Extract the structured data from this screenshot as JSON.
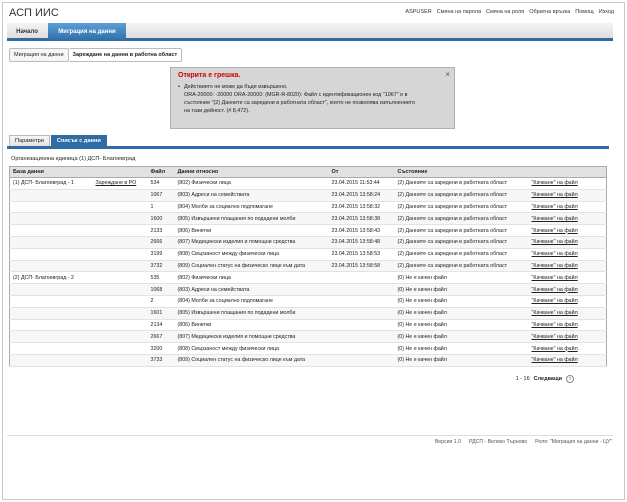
{
  "app_title": "АСП ИИС",
  "top_links": [
    "ASPUSER",
    "Смяна на парола",
    "Смяна на роля",
    "Обратна връзка",
    "Помощ",
    "Изход"
  ],
  "nav": {
    "tabs": [
      "Начало",
      "Миграция на данни"
    ]
  },
  "breadcrumb": [
    "Миграция на данни",
    "Зареждане на данни в работна област"
  ],
  "error": {
    "title": "Открита е грешка.",
    "close": "×",
    "lines": [
      "Действието не може да бъде извършено.",
      "ORA-20000: -20000 ORA-20000: (MGR-R-8020): Файл с идентификационен код \"1067\" е в",
      "състояние \"(2) Данните са заредени в работната област\", което не позволява изпълнението",
      "на тази дейност. (# 8,472)."
    ]
  },
  "page_tabs": [
    "Параметри",
    "Списък с данни"
  ],
  "org_unit": "Организационна единица  (1) ДСП- Благоевград",
  "table": {
    "headers": [
      "База данни",
      "",
      "Файл",
      "Данни относно",
      "От",
      "Състояние",
      ""
    ],
    "rows": [
      [
        "(1) ДСП- Благоевград - 1",
        "Зареждане в РО",
        "534",
        "(802) Физически лица",
        "23.04.2015 11:53:44",
        "(2) Данните са заредени в работната област",
        "\"Качване\" на файл"
      ],
      [
        "",
        "",
        "1067",
        "(803) Адреси на семействата",
        "23.04.2015 13:58:24",
        "(2) Данните са заредени в работната област",
        "\"Качване\" на файл"
      ],
      [
        "",
        "",
        "1",
        "(804) Молби за социално подпомагане",
        "23.04.2015 13:58:32",
        "(2) Данните са заредени в работната област",
        "\"Качване\" на файл"
      ],
      [
        "",
        "",
        "1600",
        "(805) Извършени плащания по подадени молби",
        "23.04.2015 13:58:38",
        "(2) Данните са заредени в работната област",
        "\"Качване\" на файл"
      ],
      [
        "",
        "",
        "2133",
        "(806) Винетки",
        "23.04.2015 13:58:43",
        "(2) Данните са заредени в работната област",
        "\"Качване\" на файл"
      ],
      [
        "",
        "",
        "2666",
        "(807) Медицински изделия и помощни средства",
        "23.04.2015 13:58:48",
        "(2) Данните са заредени в работната област",
        "\"Качване\" на файл"
      ],
      [
        "",
        "",
        "3199",
        "(808) Свързаност между физически лица",
        "23.04.2015 13:58:53",
        "(2) Данните са заредени в работната област",
        "\"Качване\" на файл"
      ],
      [
        "",
        "",
        "3732",
        "(809) Социален статус на физическо лице към дата",
        "23.04.2015 13:58:58",
        "(2) Данните са заредени в работната област",
        "\"Качване\" на файл"
      ],
      [
        "(2) ДСП- Благоевград - 2",
        "",
        "535",
        "(802) Физически лица",
        "",
        "(0) Не е качен файл",
        "\"Качване\" на файл"
      ],
      [
        "",
        "",
        "1068",
        "(803) Адреси на семействата",
        "",
        "(0) Не е качен файл",
        "\"Качване\" на файл"
      ],
      [
        "",
        "",
        "2",
        "(804) Молби за социално подпомагане",
        "",
        "(0) Не е качен файл",
        "\"Качване\" на файл"
      ],
      [
        "",
        "",
        "1601",
        "(805) Извършени плащания по подадени молби",
        "",
        "(0) Не е качен файл",
        "\"Качване\" на файл"
      ],
      [
        "",
        "",
        "2134",
        "(806) Винетки",
        "",
        "(0) Не е качен файл",
        "\"Качване\" на файл"
      ],
      [
        "",
        "",
        "2667",
        "(807) Медицински изделия и помощни средства",
        "",
        "(0) Не е качен файл",
        "\"Качване\" на файл"
      ],
      [
        "",
        "",
        "3200",
        "(808) Свързаност между физически лица",
        "",
        "(0) Не е качен файл",
        "\"Качване\" на файл"
      ],
      [
        "",
        "",
        "3733",
        "(809) Социален статус на физическо лице към дата",
        "",
        "(0) Не е качен файл",
        "\"Качване\" на файл"
      ]
    ]
  },
  "pager": {
    "range": "1 - 16",
    "next": "Следващи"
  },
  "footer": [
    "Версия 1.0",
    "РДСП - Велико Търново",
    "Роля: \"Миграция на данни - ЦУ\""
  ]
}
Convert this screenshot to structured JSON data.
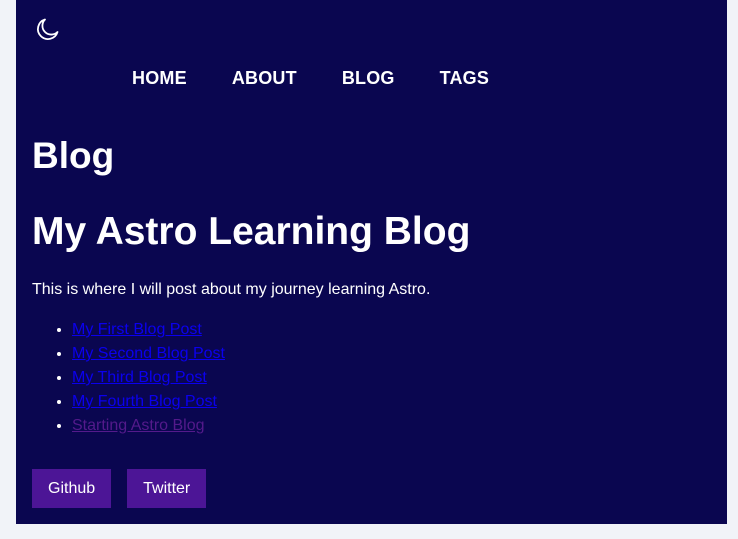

### GIVEN REQUEST
Restate each entry word for word, leaving out any pictures.

### OUTPUT OF THE TASK
Extract the structured data from this screenshot as JSON.
{
  "app_title": "АСП ИИС",
  "top_links": [
    "ASPUSER",
    "Смяна на парола",
    "Смяна на роля",
    "Обратна връзка",
    "Помощ",
    "Изход"
  ],
  "nav": {
    "tabs": [
      "Начало",
      "Миграция на данни"
    ]
  },
  "breadcrumb": [
    "Миграция на данни",
    "Зареждане на данни в работна област"
  ],
  "error": {
    "title": "Открита е грешка.",
    "close": "×",
    "lines": [
      "Действието не може да бъде извършено.",
      "ORA-20000: -20000 ORA-20000: (MGR-R-8020): Файл с идентификационен код \"1067\" е в",
      "състояние \"(2) Данните са заредени в работната област\", което не позволява изпълнението",
      "на тази дейност. (# 8,472)."
    ]
  },
  "page_tabs": [
    "Параметри",
    "Списък с данни"
  ],
  "org_unit": "Организационна единица  (1) ДСП- Благоевград",
  "table": {
    "headers": [
      "База данни",
      "",
      "Файл",
      "Данни относно",
      "От",
      "Състояние",
      ""
    ],
    "rows": [
      [
        "(1) ДСП- Благоевград - 1",
        "Зареждане в РО",
        "534",
        "(802) Физически лица",
        "23.04.2015 11:53:44",
        "(2) Данните са заредени в работната област",
        "\"Качване\" на файл"
      ],
      [
        "",
        "",
        "1067",
        "(803) Адреси на семействата",
        "23.04.2015 13:58:24",
        "(2) Данните са заредени в работната област",
        "\"Качване\" на файл"
      ],
      [
        "",
        "",
        "1",
        "(804) Молби за социално подпомагане",
        "23.04.2015 13:58:32",
        "(2) Данните са заредени в работната област",
        "\"Качване\" на файл"
      ],
      [
        "",
        "",
        "1600",
        "(805) Извършени плащания по подадени молби",
        "23.04.2015 13:58:38",
        "(2) Данните са заредени в работната област",
        "\"Качване\" на файл"
      ],
      [
        "",
        "",
        "2133",
        "(806) Винетки",
        "23.04.2015 13:58:43",
        "(2) Данните са заредени в работната област",
        "\"Качване\" на файл"
      ],
      [
        "",
        "",
        "2666",
        "(807) Медицински изделия и помощни средства",
        "23.04.2015 13:58:48",
        "(2) Данните са заредени в работната област",
        "\"Качване\" на файл"
      ],
      [
        "",
        "",
        "3199",
        "(808) Свързаност между физически лица",
        "23.04.2015 13:58:53",
        "(2) Данните са заредени в работната област",
        "\"Качване\" на файл"
      ],
      [
        "",
        "",
        "3732",
        "(809) Социален статус на физическо лице към дата",
        "23.04.2015 13:58:58",
        "(2) Данните са заредени в работната област",
        "\"Качване\" на файл"
      ],
      [
        "(2) ДСП- Благоевград - 2",
        "",
        "535",
        "(802) Физически лица",
        "",
        "(0) Не е качен файл",
        "\"Качване\" на файл"
      ],
      [
        "",
        "",
        "1068",
        "(803) Адреси на семействата",
        "",
        "(0) Не е качен файл",
        "\"Качване\" на файл"
      ],
      [
        "",
        "",
        "2",
        "(804) Молби за социално подпомагане",
        "",
        "(0) Не е качен файл",
        "\"Качване\" на файл"
      ],
      [
        "",
        "",
        "1601",
        "(805) Извършени плащания по подадени молби",
        "",
        "(0) Не е качен файл",
        "\"Качване\" на файл"
      ],
      [
        "",
        "",
        "2134",
        "(806) Винетки",
        "",
        "(0) Не е качен файл",
        "\"Качване\" на файл"
      ],
      [
        "",
        "",
        "2667",
        "(807) Медицински изделия и помощни средства",
        "",
        "(0) Не е качен файл",
        "\"Качване\" на файл"
      ],
      [
        "",
        "",
        "3200",
        "(808) Свързаност между физически лица",
        "",
        "(0) Не е качен файл",
        "\"Качване\" на файл"
      ],
      [
        "",
        "",
        "3733",
        "(809) Социален статус на физическо лице към дата",
        "",
        "(0) Не е качен файл",
        "\"Качване\" на файл"
      ]
    ]
  },
  "pager": {
    "range": "1 - 16",
    "next": "Следващи"
  },
  "footer": [
    "Версия 1.0",
    "РДСП - Велико Търново",
    "Роля: \"Миграция на данни - ЦУ\""
  ]
}
Convert this screenshot to structured JSON data.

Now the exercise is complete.